┌─ INPUT
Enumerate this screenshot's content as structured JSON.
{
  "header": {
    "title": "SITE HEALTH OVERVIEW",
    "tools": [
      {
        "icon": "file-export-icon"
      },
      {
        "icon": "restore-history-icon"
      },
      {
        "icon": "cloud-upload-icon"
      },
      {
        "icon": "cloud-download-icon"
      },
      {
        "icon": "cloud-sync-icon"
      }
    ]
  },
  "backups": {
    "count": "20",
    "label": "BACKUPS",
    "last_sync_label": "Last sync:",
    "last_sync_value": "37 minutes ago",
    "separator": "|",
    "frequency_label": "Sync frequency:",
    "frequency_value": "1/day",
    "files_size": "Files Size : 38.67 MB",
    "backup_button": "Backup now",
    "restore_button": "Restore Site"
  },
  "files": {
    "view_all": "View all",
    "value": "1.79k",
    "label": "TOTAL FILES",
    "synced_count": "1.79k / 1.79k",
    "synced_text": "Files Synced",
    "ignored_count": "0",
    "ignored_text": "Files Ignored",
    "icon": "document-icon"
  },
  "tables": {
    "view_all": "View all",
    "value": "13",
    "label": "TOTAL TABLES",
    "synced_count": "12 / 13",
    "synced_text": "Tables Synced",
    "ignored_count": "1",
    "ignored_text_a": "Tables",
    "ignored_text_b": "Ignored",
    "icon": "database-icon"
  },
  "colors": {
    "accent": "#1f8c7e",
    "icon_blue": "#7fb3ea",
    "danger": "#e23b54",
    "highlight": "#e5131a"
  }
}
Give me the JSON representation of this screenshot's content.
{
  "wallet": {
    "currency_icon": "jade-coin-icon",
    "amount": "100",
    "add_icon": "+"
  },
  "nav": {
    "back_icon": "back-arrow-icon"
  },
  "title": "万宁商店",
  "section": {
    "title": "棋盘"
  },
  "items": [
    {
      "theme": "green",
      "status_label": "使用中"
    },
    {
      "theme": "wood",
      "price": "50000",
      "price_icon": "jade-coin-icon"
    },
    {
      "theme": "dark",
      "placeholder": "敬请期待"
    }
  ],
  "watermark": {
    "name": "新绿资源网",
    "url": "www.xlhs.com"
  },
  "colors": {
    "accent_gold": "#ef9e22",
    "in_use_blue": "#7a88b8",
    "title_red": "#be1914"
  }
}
└─
:: SHORT TASK ::
Quote all of the entries verbatim.

:: SOLUTION FOR THIS PROBLEM ::
Enumerate this screenshot's content as structured JSON.
{
  "header": {
    "title": "SITE HEALTH OVERVIEW",
    "tools": [
      {
        "icon": "file-export-icon"
      },
      {
        "icon": "restore-history-icon"
      },
      {
        "icon": "cloud-upload-icon"
      },
      {
        "icon": "cloud-download-icon"
      },
      {
        "icon": "cloud-sync-icon"
      }
    ]
  },
  "backups": {
    "count": "20",
    "label": "BACKUPS",
    "last_sync_label": "Last sync:",
    "last_sync_value": "37 minutes ago",
    "separator": "|",
    "frequency_label": "Sync frequency:",
    "frequency_value": "1/day",
    "files_size": "Files Size : 38.67 MB",
    "backup_button": "Backup now",
    "restore_button": "Restore Site"
  },
  "files": {
    "view_all": "View all",
    "value": "1.79k",
    "label": "TOTAL FILES",
    "synced_count": "1.79k / 1.79k",
    "synced_text": "Files Synced",
    "ignored_count": "0",
    "ignored_text": "Files Ignored",
    "icon": "document-icon"
  },
  "tables": {
    "view_all": "View all",
    "value": "13",
    "label": "TOTAL TABLES",
    "synced_count": "12 / 13",
    "synced_text": "Tables Synced",
    "ignored_count": "1",
    "ignored_text_a": "Tables",
    "ignored_text_b": "Ignored",
    "icon": "database-icon"
  },
  "colors": {
    "accent": "#1f8c7e",
    "icon_blue": "#7fb3ea",
    "danger": "#e23b54",
    "highlight": "#e5131a"
  }
}
Give me the JSON representation of this screenshot's content.
{
  "wallet": {
    "currency_icon": "jade-coin-icon",
    "amount": "100",
    "add_icon": "+"
  },
  "nav": {
    "back_icon": "back-arrow-icon"
  },
  "title": "万宁商店",
  "section": {
    "title": "棋盘"
  },
  "items": [
    {
      "theme": "green",
      "status_label": "使用中"
    },
    {
      "theme": "wood",
      "price": "50000",
      "price_icon": "jade-coin-icon"
    },
    {
      "theme": "dark",
      "placeholder": "敬请期待"
    }
  ],
  "watermark": {
    "name": "新绿资源网",
    "url": "www.xlhs.com"
  },
  "colors": {
    "accent_gold": "#ef9e22",
    "in_use_blue": "#7a88b8",
    "title_red": "#be1914"
  }
}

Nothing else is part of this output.